What this task involves → Exactly as given, repeat all of the entries.

Data in this exercise →
# # #

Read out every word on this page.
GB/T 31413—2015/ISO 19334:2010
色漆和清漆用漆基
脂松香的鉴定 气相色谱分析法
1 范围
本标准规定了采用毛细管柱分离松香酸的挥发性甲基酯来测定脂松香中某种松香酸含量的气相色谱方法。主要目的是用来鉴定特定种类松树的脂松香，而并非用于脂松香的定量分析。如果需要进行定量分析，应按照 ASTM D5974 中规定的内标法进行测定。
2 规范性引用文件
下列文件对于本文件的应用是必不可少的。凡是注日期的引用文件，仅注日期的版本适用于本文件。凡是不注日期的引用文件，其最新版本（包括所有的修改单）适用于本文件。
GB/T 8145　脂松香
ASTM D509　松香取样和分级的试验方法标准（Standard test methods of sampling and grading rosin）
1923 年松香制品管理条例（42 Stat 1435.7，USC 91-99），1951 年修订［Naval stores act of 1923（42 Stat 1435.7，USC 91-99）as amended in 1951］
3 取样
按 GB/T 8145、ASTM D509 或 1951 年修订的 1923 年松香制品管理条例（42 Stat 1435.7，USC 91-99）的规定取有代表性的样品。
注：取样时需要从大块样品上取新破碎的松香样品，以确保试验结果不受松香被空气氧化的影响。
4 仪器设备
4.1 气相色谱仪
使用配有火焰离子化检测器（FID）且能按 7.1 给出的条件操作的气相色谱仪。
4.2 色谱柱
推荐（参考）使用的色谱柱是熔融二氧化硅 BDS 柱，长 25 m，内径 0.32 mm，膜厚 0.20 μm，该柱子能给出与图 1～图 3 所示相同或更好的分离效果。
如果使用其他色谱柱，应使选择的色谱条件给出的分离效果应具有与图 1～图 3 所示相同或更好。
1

# # #

Answer →
Read out every word on this page.
GB/T 31413—2015/ISO 19334:2010
色漆和清漆用漆基
脂松香的鉴定 气相色谱分析法
1 范围
本标准规定了采用毛细管柱分离松香酸的挥发性甲基酯来测定脂松香中某种松香酸含量的气相色谱方法。主要目的是用来鉴定特定种类松树的脂松香，而并非用于脂松香的定量分析。如果需要进行定量分析，应按照 ASTM D5974 中规定的内标法进行测定。
2 规范性引用文件
下列文件对于本文件的应用是必不可少的。凡是注日期的引用文件，仅注日期的版本适用于本文件。凡是不注日期的引用文件，其最新版本（包括所有的修改单）适用于本文件。
GB/T 8145　脂松香
ASTM D509　松香取样和分级的试验方法标准（Standard test methods of sampling and grading rosin）
1923 年松香制品管理条例（42 Stat 1435.7，USC 91-99），1951 年修订［Naval stores act of 1923（42 Stat 1435.7，USC 91-99）as amended in 1951］
3 取样
按 GB/T 8145、ASTM D509 或 1951 年修订的 1923 年松香制品管理条例（42 Stat 1435.7，USC 91-99）的规定取有代表性的样品。
注：取样时需要从大块样品上取新破碎的松香样品，以确保试验结果不受松香被空气氧化的影响。
4 仪器设备
4.1 气相色谱仪
使用配有火焰离子化检测器（FID）且能按 7.1 给出的条件操作的气相色谱仪。
4.2 色谱柱
推荐（参考）使用的色谱柱是熔融二氧化硅 BDS 柱，长 25 m，内径 0.32 mm，膜厚 0.20 μm，该柱子能给出与图 1～图 3 所示相同或更好的分离效果。
如果使用其他色谱柱，应使选择的色谱条件给出的分离效果应具有与图 1～图 3 所示相同或更好。
1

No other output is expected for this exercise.